- _Exercise description_
Each record below is to be copied word for word, with pictures removed.

- _Extracted records_

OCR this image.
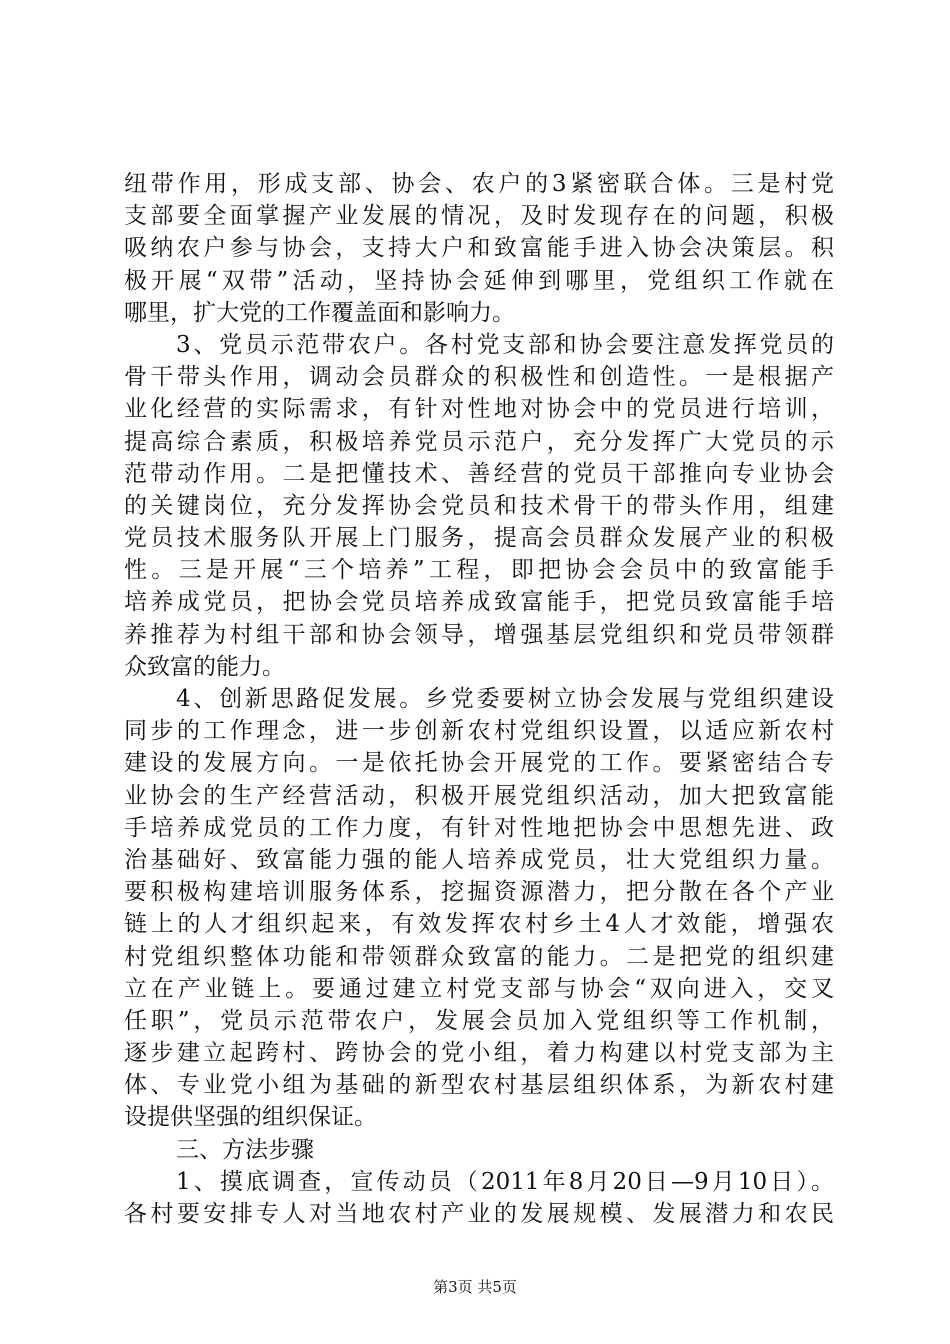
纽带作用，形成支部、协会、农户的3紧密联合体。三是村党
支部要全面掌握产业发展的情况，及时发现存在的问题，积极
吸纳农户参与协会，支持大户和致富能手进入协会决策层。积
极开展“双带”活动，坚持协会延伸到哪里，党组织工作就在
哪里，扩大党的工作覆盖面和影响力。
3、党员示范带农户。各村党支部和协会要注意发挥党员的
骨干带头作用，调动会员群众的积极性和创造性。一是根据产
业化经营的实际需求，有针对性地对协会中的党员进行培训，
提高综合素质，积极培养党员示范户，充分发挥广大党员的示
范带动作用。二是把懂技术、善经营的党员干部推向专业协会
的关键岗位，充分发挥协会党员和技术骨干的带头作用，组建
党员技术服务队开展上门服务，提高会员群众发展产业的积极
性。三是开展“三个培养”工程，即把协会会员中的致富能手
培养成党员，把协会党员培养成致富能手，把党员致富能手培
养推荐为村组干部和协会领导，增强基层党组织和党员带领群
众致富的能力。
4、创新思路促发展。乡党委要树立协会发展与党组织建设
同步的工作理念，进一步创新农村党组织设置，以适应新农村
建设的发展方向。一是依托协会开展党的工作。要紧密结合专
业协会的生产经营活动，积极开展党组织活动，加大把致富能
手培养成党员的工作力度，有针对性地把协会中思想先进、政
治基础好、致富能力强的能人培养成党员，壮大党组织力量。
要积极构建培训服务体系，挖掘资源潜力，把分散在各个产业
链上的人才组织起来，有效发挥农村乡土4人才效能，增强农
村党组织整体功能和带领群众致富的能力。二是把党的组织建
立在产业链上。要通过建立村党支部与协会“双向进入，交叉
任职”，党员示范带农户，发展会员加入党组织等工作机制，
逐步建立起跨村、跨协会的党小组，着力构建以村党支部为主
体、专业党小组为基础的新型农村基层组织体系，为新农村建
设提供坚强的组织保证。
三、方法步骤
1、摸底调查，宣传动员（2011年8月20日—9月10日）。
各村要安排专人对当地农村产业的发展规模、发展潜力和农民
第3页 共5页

- _Response for this exercise_
OCR this image.
纽带作用，形成支部、协会、农户的3紧密联合体。三是村党
支部要全面掌握产业发展的情况，及时发现存在的问题，积极
吸纳农户参与协会，支持大户和致富能手进入协会决策层。积
极开展“双带”活动，坚持协会延伸到哪里，党组织工作就在
哪里，扩大党的工作覆盖面和影响力。
3、党员示范带农户。各村党支部和协会要注意发挥党员的
骨干带头作用，调动会员群众的积极性和创造性。一是根据产
业化经营的实际需求，有针对性地对协会中的党员进行培训，
提高综合素质，积极培养党员示范户，充分发挥广大党员的示
范带动作用。二是把懂技术、善经营的党员干部推向专业协会
的关键岗位，充分发挥协会党员和技术骨干的带头作用，组建
党员技术服务队开展上门服务，提高会员群众发展产业的积极
性。三是开展“三个培养”工程，即把协会会员中的致富能手
培养成党员，把协会党员培养成致富能手，把党员致富能手培
养推荐为村组干部和协会领导，增强基层党组织和党员带领群
众致富的能力。
4、创新思路促发展。乡党委要树立协会发展与党组织建设
同步的工作理念，进一步创新农村党组织设置，以适应新农村
建设的发展方向。一是依托协会开展党的工作。要紧密结合专
业协会的生产经营活动，积极开展党组织活动，加大把致富能
手培养成党员的工作力度，有针对性地把协会中思想先进、政
治基础好、致富能力强的能人培养成党员，壮大党组织力量。
要积极构建培训服务体系，挖掘资源潜力，把分散在各个产业
链上的人才组织起来，有效发挥农村乡土4人才效能，增强农
村党组织整体功能和带领群众致富的能力。二是把党的组织建
立在产业链上。要通过建立村党支部与协会“双向进入，交叉
任职”，党员示范带农户，发展会员加入党组织等工作机制，
逐步建立起跨村、跨协会的党小组，着力构建以村党支部为主
体、专业党小组为基础的新型农村基层组织体系，为新农村建
设提供坚强的组织保证。
三、方法步骤
1、摸底调查，宣传动员（2011年8月20日—9月10日）。
各村要安排专人对当地农村产业的发展规模、发展潜力和农民
第3页 共5页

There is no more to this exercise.